■ HOW TO COMPLETE THIS TASK
Every line containing the word "erfolgt" must be pulled from the records.

Saved entries

= = = =

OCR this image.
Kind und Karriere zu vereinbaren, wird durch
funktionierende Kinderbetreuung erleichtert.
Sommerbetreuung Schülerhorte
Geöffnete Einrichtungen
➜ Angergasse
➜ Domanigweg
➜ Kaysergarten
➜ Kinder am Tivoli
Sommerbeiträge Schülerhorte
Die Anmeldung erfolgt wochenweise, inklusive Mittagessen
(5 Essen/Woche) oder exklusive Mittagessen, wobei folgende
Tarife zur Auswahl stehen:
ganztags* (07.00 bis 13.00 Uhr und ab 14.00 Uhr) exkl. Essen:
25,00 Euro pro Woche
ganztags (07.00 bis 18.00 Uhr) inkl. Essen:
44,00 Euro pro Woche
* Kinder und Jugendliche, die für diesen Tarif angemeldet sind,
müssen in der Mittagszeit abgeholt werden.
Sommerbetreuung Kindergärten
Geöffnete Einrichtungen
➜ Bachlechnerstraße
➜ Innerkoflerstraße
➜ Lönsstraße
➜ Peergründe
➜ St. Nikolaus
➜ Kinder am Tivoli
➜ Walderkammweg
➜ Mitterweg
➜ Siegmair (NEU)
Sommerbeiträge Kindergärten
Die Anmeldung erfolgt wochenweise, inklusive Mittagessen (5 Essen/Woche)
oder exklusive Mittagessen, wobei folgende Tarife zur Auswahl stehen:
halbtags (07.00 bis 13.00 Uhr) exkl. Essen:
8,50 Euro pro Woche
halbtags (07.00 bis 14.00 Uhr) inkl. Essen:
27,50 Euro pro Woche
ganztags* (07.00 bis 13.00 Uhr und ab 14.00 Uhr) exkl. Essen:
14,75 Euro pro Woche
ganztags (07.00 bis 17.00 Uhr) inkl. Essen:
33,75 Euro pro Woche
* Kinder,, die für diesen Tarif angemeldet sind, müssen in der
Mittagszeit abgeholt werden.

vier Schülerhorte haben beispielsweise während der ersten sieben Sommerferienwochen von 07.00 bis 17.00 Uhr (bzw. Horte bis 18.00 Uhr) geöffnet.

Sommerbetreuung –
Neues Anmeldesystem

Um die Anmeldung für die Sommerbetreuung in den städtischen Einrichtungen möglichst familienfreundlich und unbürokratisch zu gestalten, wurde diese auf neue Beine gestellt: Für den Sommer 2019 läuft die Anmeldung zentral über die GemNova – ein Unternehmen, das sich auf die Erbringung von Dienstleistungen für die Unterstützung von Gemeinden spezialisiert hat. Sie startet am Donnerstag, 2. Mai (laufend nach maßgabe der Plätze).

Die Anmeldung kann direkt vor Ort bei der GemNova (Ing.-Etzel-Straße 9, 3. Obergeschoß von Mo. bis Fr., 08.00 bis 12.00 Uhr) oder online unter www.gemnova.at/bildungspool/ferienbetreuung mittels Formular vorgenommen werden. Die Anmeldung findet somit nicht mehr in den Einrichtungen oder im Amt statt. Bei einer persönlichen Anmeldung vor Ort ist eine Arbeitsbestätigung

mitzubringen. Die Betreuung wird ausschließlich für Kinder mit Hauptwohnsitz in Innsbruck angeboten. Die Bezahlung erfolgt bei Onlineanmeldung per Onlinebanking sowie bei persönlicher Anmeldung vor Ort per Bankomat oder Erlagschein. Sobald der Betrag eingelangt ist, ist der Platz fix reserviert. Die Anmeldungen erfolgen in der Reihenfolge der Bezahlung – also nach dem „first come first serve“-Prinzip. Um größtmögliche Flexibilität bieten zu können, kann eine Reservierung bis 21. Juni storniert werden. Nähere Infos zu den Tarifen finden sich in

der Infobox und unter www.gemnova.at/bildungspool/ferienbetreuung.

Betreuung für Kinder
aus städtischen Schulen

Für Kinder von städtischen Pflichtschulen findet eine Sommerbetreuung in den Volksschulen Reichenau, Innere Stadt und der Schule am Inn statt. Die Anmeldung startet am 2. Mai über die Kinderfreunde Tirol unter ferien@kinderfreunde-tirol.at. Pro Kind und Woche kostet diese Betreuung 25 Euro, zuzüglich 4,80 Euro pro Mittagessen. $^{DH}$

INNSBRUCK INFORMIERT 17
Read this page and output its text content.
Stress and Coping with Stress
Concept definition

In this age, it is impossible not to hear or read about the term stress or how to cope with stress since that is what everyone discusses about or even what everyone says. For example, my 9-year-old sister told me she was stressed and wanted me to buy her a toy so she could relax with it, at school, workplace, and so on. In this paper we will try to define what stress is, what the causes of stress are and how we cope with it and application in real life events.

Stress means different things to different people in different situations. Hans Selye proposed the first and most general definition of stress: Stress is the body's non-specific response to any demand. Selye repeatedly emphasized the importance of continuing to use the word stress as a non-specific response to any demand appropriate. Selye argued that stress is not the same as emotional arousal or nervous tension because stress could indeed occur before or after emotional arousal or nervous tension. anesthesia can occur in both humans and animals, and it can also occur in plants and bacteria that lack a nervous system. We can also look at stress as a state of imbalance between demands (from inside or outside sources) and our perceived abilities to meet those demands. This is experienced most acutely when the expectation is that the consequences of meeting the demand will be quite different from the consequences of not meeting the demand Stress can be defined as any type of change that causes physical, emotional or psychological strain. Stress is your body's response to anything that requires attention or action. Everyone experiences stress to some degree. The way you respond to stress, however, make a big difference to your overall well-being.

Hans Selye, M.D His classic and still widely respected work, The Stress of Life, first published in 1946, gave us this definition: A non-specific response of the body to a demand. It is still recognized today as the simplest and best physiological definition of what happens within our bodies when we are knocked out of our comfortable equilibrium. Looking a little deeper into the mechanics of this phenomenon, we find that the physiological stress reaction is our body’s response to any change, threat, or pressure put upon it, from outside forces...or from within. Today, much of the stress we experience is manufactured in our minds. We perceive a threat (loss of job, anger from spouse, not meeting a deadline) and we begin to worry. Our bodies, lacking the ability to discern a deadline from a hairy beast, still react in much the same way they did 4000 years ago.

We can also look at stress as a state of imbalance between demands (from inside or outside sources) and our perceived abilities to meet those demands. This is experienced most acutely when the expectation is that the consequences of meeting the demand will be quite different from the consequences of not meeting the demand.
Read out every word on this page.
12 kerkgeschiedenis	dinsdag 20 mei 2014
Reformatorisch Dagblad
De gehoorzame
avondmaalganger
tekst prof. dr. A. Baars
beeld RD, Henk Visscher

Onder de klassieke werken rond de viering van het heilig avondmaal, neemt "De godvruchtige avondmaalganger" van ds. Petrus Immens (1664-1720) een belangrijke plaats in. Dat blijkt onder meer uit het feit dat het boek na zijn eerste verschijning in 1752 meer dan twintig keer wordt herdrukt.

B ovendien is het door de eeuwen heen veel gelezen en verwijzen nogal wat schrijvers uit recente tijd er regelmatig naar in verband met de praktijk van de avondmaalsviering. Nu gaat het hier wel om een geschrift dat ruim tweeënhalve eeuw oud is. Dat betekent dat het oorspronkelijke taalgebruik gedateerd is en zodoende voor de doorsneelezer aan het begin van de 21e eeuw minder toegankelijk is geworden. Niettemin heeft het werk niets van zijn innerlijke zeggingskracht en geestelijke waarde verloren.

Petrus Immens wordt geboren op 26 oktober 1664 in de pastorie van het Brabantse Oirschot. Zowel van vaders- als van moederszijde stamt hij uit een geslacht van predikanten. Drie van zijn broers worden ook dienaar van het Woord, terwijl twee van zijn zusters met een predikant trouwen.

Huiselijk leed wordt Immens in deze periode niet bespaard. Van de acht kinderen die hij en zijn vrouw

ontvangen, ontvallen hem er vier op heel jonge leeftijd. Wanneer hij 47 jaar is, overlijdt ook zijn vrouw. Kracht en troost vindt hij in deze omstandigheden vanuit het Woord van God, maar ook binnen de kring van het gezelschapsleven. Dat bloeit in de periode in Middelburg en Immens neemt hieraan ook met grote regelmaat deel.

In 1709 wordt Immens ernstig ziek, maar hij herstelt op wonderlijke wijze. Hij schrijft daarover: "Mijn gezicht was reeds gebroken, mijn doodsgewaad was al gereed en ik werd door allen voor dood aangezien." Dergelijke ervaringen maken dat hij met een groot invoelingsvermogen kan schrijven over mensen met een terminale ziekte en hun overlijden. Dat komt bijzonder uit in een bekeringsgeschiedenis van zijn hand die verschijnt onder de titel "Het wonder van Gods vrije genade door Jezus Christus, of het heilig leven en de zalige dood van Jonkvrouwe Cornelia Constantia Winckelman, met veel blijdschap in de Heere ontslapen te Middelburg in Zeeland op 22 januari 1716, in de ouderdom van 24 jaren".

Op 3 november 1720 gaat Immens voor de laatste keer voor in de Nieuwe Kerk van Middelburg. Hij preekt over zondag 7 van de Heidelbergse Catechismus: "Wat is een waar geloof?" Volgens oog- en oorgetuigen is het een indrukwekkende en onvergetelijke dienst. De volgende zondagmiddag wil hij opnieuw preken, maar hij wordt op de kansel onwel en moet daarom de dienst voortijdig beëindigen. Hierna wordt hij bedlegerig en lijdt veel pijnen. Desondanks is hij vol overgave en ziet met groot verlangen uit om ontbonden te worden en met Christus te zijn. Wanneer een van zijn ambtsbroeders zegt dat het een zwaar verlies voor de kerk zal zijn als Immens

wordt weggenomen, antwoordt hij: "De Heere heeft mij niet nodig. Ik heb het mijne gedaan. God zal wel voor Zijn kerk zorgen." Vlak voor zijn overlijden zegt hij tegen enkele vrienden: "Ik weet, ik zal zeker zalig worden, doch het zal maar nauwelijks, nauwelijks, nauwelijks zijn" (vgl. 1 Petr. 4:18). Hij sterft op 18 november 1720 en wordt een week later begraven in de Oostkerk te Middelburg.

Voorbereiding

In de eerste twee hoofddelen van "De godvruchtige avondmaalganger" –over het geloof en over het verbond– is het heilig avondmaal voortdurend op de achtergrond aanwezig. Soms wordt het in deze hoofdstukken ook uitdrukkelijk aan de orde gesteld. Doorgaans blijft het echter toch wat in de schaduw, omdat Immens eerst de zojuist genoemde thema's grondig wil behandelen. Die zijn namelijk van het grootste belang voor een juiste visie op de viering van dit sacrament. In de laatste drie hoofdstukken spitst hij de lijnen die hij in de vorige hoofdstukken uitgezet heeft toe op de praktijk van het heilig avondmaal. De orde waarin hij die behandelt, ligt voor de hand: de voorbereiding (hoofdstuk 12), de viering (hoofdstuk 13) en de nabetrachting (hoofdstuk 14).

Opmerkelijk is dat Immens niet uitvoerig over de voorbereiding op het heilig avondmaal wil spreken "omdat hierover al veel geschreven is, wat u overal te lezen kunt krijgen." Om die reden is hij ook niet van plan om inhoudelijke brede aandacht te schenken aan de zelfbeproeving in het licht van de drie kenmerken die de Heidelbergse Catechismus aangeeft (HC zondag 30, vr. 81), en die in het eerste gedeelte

= = = =

■ YOUR RESPONSE
Die Anmeldung erfolgt wochenweise, inklusive Mittagessen
Die Anmeldung erfolgt wochenweise, inklusive Mittagessen (5 Essen/Woche)
mitzubringen. Die Betreuung wird ausschließlich für Kinder mit Hauptwohnsitz in Innsbruck angeboten. Die Bezahlung erfolgt bei Onlineanmeldung per Onlinebanking sowie bei persönlicher Anmeldung vor Ort per Bankomat oder Erlagschein. Sobald der Betrag eingelangt ist, ist der Platz fix reserviert. Die Anmeldungen erfolgen in der Reihenfolge der Bezahlung – also nach dem „first come first serve“-Prinzip. Um größtmögliche Flexibilität bieten zu können, kann eine Reservierung bis 21. Juni storniert werden. Nähere Infos zu den Tarifen finden sich in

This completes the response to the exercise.